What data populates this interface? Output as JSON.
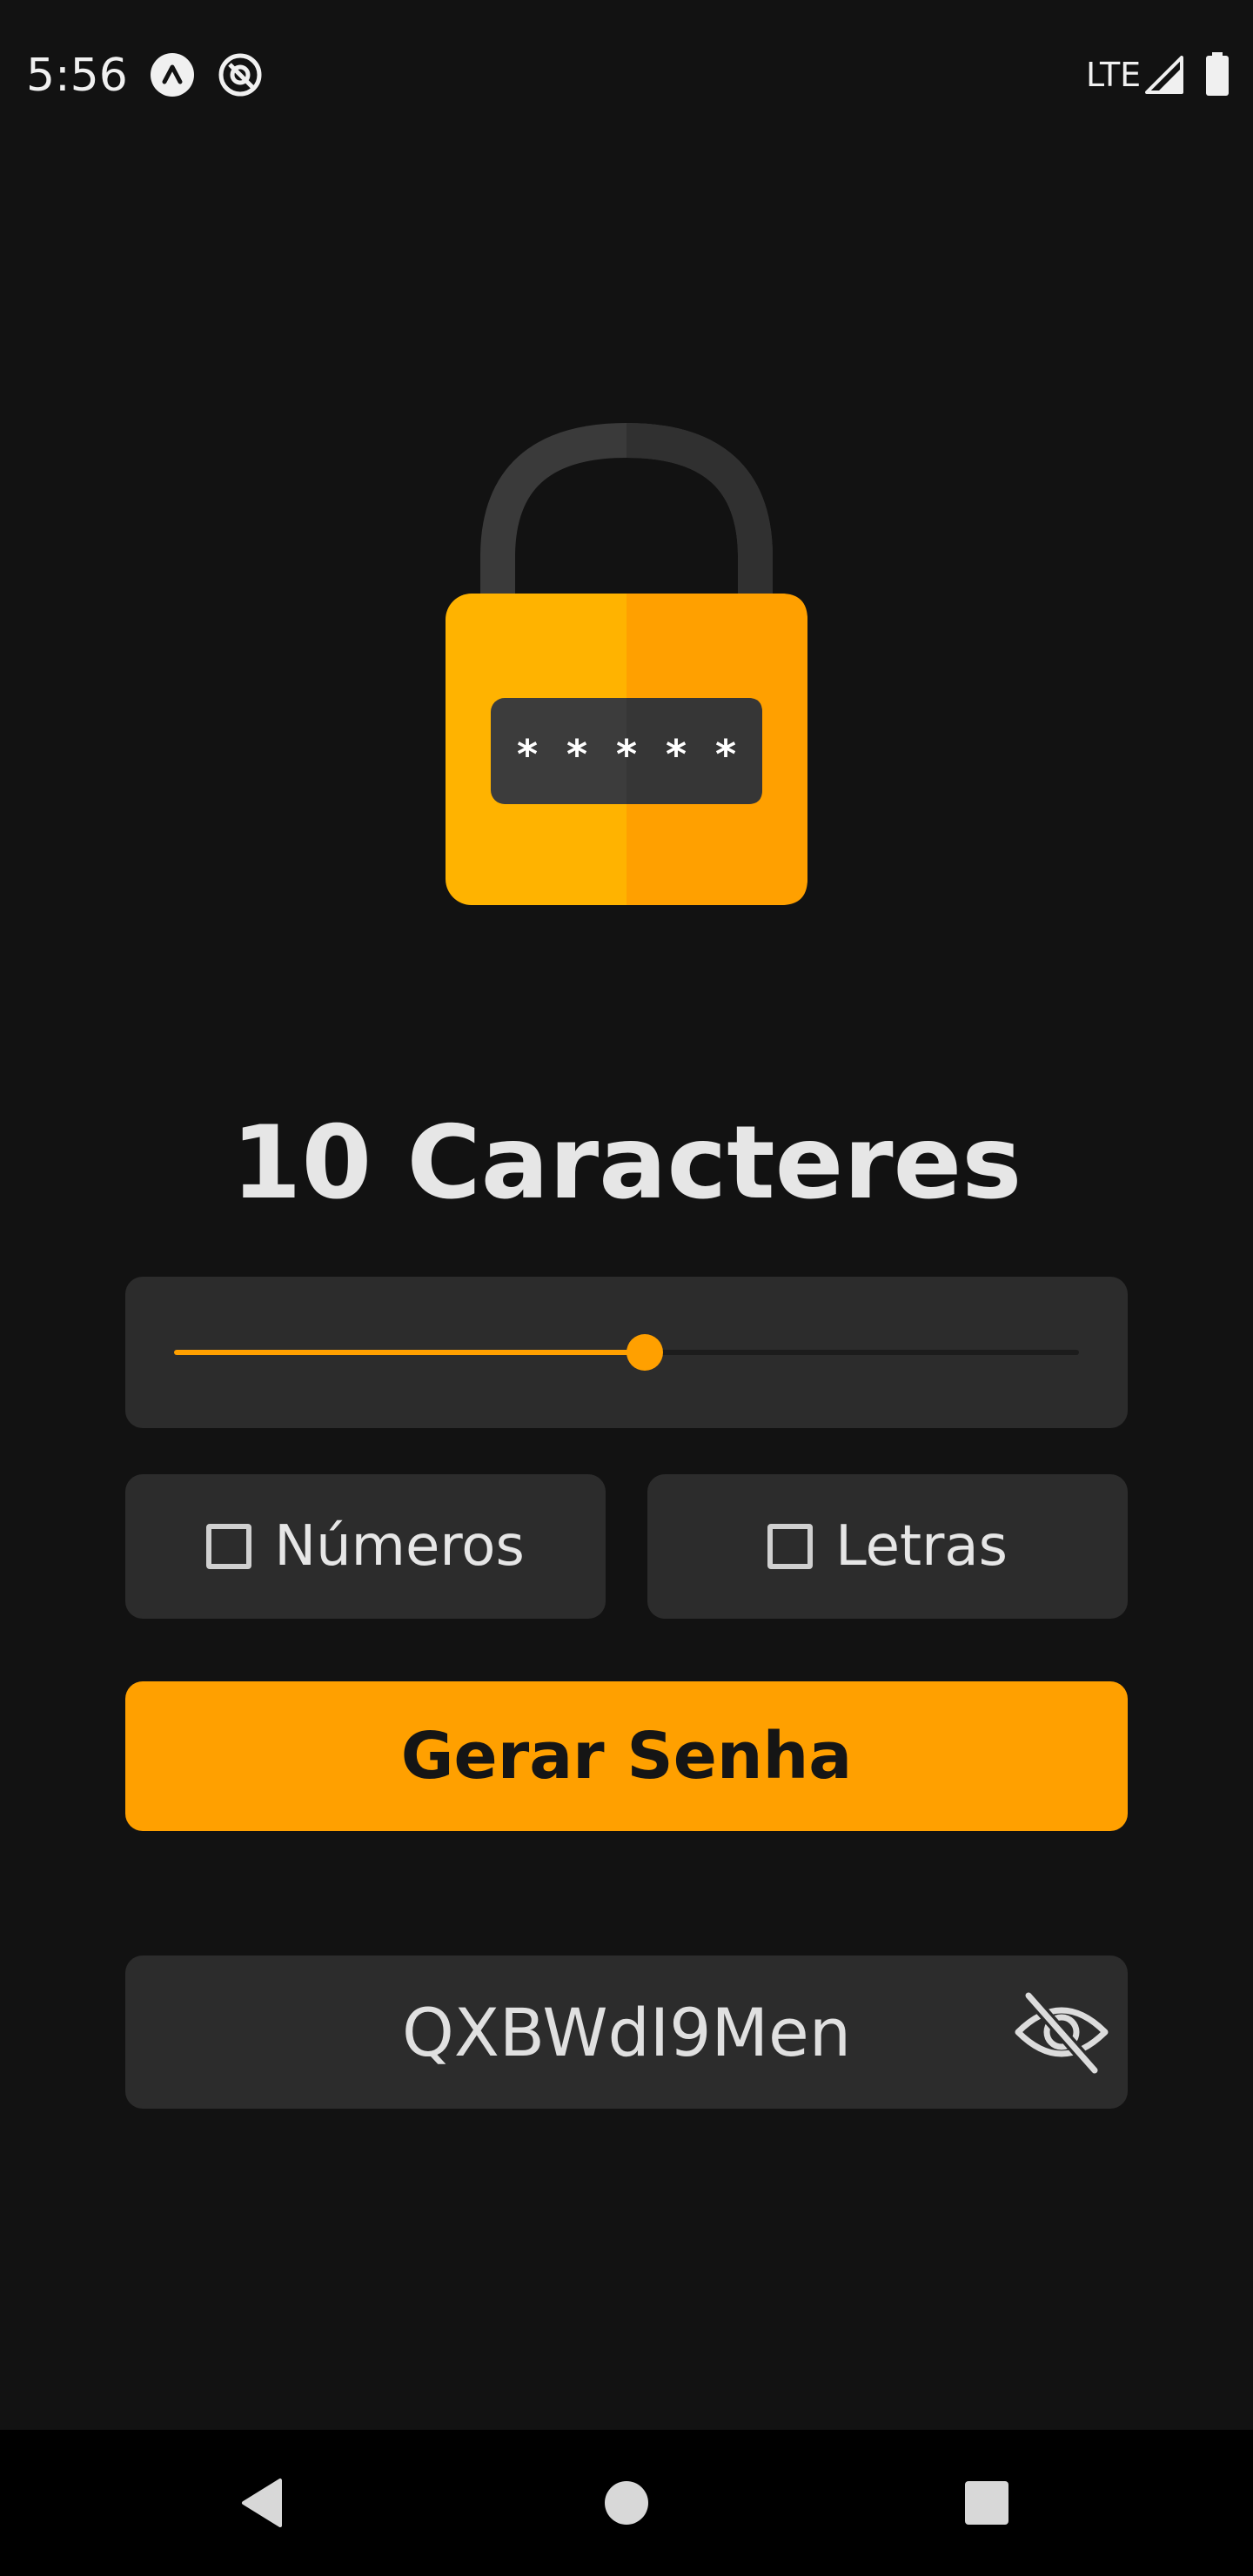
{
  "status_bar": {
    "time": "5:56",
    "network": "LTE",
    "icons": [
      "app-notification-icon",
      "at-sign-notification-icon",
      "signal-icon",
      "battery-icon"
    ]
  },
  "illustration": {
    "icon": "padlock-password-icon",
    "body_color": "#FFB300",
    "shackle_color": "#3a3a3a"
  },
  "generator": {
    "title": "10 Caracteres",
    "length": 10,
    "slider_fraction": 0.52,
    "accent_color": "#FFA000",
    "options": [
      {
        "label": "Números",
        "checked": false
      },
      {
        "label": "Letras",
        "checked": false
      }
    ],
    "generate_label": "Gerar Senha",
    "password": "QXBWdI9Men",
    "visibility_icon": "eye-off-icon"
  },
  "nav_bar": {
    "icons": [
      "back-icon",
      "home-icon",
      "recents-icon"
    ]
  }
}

+-------+

SET TASK: The entries above are to be returned exactly, without their pictures.

ANSWER IN FULL:
What data populates this interface? Output as JSON.
{
  "status_bar": {
    "time": "5:56",
    "network": "LTE",
    "icons": [
      "app-notification-icon",
      "at-sign-notification-icon",
      "signal-icon",
      "battery-icon"
    ]
  },
  "illustration": {
    "icon": "padlock-password-icon",
    "body_color": "#FFB300",
    "shackle_color": "#3a3a3a"
  },
  "generator": {
    "title": "10 Caracteres",
    "length": 10,
    "slider_fraction": 0.52,
    "accent_color": "#FFA000",
    "options": [
      {
        "label": "Números",
        "checked": false
      },
      {
        "label": "Letras",
        "checked": false
      }
    ],
    "generate_label": "Gerar Senha",
    "password": "QXBWdI9Men",
    "visibility_icon": "eye-off-icon"
  },
  "nav_bar": {
    "icons": [
      "back-icon",
      "home-icon",
      "recents-icon"
    ]
  }
}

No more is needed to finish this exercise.